*What you will do*
Print the range of lines that opens with the line containing "Give me a plain-text" and closes with the last line of the listing. Include both ends; print nothing more.
───── Given records
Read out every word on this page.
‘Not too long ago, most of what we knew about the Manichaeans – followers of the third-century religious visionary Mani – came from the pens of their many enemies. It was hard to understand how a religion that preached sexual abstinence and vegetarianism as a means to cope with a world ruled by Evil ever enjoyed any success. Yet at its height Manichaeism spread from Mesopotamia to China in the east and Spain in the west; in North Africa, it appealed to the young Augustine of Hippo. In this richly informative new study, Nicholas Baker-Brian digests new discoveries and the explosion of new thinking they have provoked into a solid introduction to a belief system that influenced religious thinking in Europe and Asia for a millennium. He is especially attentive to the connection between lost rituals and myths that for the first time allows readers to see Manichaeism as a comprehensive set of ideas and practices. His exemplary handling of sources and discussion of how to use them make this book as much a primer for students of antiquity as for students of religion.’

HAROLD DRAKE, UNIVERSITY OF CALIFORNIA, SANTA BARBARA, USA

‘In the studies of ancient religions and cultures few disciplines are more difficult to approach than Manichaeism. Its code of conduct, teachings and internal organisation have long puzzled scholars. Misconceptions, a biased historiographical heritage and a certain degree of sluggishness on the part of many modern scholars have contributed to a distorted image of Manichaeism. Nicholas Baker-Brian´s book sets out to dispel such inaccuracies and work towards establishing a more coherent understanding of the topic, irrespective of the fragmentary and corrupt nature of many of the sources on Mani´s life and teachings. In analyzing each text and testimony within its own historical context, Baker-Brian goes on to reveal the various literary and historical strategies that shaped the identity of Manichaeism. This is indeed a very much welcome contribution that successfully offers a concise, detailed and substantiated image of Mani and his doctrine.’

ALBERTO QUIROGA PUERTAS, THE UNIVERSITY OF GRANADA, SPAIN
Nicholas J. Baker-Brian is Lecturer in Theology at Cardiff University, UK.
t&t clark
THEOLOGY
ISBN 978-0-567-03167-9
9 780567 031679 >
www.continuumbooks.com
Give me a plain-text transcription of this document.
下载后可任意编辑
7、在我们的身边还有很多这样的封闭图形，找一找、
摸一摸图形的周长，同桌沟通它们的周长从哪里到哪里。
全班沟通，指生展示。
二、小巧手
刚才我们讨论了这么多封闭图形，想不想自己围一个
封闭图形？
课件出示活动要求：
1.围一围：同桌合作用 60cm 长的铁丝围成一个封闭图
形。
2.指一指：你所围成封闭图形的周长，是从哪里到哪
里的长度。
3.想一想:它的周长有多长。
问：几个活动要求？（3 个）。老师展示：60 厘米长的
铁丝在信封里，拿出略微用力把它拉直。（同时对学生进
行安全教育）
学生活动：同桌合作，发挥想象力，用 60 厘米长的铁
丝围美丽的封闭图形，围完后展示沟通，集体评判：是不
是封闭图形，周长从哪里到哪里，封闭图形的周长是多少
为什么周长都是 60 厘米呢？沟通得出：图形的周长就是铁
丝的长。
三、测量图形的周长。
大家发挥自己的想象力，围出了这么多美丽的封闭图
──────────
*The output*
Give me a plain-text transcription of this document.
下载后可任意编辑
7、在我们的身边还有很多这样的封闭图形，找一找、
摸一摸图形的周长，同桌沟通它们的周长从哪里到哪里。
全班沟通，指生展示。
二、小巧手
刚才我们讨论了这么多封闭图形，想不想自己围一个
封闭图形？
课件出示活动要求：
1.围一围：同桌合作用 60cm 长的铁丝围成一个封闭图
形。
2.指一指：你所围成封闭图形的周长，是从哪里到哪
里的长度。
3.想一想:它的周长有多长。
问：几个活动要求？（3 个）。老师展示：60 厘米长的
铁丝在信封里，拿出略微用力把它拉直。（同时对学生进
行安全教育）
学生活动：同桌合作，发挥想象力，用 60 厘米长的铁
丝围美丽的封闭图形，围完后展示沟通，集体评判：是不
是封闭图形，周长从哪里到哪里，封闭图形的周长是多少
为什么周长都是 60 厘米呢？沟通得出：图形的周长就是铁
丝的长。
三、测量图形的周长。
大家发挥自己的想象力，围出了这么多美丽的封闭图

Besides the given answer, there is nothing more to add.